* **Data extracted from a collection**
━━━━━━
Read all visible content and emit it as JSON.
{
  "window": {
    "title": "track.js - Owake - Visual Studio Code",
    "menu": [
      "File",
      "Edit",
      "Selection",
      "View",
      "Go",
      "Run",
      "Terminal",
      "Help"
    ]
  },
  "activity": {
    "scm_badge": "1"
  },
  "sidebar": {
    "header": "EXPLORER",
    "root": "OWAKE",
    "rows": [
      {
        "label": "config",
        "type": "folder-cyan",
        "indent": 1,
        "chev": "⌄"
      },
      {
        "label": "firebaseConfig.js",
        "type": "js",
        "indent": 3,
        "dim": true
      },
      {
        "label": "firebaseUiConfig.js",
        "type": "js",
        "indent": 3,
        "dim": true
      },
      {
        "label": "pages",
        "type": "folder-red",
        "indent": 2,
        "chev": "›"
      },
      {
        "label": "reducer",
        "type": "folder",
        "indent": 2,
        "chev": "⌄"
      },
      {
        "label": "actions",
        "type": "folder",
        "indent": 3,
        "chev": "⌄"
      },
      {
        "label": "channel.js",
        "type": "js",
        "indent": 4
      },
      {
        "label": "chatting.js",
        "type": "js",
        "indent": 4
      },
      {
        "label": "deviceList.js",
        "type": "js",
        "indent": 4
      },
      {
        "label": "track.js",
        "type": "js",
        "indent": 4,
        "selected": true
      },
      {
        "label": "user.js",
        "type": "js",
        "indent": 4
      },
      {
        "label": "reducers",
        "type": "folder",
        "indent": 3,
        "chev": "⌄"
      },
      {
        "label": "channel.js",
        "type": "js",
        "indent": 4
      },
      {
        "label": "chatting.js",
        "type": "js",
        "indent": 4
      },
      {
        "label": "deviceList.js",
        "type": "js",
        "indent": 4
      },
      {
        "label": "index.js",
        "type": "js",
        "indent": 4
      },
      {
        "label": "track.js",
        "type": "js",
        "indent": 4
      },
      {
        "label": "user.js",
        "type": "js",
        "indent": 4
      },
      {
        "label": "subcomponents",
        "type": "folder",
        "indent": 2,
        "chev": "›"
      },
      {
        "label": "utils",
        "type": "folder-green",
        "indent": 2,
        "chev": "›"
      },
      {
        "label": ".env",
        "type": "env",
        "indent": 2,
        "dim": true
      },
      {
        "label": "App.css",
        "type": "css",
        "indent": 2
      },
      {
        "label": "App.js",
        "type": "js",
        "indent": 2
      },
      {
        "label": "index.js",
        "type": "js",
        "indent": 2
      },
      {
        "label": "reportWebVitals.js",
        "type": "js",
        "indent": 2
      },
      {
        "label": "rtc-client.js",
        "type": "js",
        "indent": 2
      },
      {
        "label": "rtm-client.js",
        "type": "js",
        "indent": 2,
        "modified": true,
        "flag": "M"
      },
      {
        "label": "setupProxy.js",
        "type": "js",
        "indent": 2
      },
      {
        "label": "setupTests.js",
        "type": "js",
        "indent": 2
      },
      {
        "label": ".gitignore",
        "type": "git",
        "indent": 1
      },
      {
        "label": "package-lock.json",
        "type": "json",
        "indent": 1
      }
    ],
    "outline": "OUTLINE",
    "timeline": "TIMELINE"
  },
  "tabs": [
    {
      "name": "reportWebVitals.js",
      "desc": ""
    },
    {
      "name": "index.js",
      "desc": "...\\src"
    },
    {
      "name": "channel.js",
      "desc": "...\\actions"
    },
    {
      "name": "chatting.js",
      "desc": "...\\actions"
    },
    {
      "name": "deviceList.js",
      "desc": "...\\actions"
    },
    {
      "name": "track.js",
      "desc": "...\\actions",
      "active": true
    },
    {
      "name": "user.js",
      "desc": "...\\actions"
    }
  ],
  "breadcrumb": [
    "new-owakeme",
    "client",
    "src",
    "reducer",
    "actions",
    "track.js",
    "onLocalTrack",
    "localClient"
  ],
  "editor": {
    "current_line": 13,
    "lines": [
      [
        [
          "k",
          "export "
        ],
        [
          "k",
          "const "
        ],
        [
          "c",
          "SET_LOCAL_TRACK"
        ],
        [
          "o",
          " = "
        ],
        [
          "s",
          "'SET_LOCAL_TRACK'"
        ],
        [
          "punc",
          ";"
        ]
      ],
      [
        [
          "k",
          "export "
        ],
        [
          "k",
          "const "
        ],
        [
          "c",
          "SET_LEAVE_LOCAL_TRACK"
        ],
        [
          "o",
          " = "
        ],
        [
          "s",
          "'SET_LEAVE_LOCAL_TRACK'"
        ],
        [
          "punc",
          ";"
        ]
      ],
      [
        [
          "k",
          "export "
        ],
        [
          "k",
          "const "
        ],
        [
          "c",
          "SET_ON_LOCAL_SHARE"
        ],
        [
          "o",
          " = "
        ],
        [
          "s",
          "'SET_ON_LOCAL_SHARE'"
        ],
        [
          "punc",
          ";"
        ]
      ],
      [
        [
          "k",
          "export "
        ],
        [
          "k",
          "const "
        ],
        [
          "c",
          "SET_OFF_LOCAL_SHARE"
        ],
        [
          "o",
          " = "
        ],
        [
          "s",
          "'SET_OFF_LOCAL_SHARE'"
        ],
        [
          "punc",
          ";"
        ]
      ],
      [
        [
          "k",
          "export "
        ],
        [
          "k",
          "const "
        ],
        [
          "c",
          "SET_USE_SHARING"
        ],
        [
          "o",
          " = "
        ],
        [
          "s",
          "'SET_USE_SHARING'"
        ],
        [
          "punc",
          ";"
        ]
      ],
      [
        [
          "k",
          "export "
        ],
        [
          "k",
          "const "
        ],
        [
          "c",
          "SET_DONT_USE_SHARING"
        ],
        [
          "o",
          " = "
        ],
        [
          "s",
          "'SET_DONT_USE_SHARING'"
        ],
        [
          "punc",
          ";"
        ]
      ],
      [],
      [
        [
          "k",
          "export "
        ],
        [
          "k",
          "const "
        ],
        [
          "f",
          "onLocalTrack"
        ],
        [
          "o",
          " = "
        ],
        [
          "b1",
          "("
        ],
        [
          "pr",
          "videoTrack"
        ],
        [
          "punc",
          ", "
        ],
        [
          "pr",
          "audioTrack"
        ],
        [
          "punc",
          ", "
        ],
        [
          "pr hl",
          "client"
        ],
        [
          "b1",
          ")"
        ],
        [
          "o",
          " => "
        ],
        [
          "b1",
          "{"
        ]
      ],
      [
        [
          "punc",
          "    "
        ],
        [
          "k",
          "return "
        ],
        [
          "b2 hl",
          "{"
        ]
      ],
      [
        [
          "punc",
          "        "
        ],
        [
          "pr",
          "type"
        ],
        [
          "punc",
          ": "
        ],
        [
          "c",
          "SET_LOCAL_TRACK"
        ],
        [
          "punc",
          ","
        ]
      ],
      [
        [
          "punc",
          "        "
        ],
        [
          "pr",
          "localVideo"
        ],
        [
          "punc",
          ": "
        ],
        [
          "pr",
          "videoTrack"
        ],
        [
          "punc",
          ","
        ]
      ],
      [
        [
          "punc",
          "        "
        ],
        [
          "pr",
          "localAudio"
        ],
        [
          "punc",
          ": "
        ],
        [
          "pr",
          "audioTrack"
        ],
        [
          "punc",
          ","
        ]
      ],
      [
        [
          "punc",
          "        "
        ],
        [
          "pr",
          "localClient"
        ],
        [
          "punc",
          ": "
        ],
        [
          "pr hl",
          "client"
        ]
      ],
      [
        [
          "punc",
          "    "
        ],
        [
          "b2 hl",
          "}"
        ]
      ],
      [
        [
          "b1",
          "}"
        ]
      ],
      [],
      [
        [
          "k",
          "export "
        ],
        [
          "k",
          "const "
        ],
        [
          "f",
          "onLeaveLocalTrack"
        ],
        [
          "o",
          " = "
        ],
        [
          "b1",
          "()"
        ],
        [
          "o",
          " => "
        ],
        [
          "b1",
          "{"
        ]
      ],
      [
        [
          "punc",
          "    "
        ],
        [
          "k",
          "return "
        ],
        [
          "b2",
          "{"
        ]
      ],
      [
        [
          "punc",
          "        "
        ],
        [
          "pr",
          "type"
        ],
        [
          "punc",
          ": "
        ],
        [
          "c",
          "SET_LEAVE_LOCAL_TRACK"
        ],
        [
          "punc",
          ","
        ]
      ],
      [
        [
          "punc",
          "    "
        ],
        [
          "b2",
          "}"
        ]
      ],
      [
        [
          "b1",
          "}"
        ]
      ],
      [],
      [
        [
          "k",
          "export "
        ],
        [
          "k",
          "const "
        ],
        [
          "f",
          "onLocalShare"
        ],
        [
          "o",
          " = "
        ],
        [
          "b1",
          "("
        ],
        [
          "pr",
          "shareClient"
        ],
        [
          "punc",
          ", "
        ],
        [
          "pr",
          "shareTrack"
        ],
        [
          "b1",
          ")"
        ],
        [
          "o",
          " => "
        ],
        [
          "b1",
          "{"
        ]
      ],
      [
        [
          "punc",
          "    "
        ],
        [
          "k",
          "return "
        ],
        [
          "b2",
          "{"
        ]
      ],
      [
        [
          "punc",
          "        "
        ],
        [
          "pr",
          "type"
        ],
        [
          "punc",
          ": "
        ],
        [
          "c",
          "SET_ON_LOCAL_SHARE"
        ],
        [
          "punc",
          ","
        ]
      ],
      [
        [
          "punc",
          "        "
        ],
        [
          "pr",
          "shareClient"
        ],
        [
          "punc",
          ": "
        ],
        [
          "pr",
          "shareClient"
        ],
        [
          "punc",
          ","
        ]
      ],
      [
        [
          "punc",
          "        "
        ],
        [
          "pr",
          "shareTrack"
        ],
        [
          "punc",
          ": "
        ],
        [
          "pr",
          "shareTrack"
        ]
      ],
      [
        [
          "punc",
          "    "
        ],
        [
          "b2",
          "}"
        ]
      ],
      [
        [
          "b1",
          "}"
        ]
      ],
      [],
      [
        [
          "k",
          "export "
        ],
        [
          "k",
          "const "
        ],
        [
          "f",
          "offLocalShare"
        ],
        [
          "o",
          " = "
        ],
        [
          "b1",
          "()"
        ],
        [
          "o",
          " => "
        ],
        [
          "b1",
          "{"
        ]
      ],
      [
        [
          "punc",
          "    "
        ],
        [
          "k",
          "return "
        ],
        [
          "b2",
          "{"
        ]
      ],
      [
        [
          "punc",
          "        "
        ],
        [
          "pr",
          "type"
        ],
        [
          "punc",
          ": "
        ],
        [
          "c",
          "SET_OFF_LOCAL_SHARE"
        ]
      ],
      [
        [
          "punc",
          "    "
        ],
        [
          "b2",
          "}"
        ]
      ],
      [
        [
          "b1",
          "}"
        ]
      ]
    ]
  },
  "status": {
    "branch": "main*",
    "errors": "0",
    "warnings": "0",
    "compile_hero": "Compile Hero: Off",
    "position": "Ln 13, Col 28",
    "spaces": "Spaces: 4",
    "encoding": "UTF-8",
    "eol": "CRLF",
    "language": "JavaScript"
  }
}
━━━━━━
* **What you have to do**
Scan the material and collect every line that contains "reportWebVitals".

* **Response to the exercise**
        "label": "reportWebVitals.js",
      "name": "reportWebVitals.js",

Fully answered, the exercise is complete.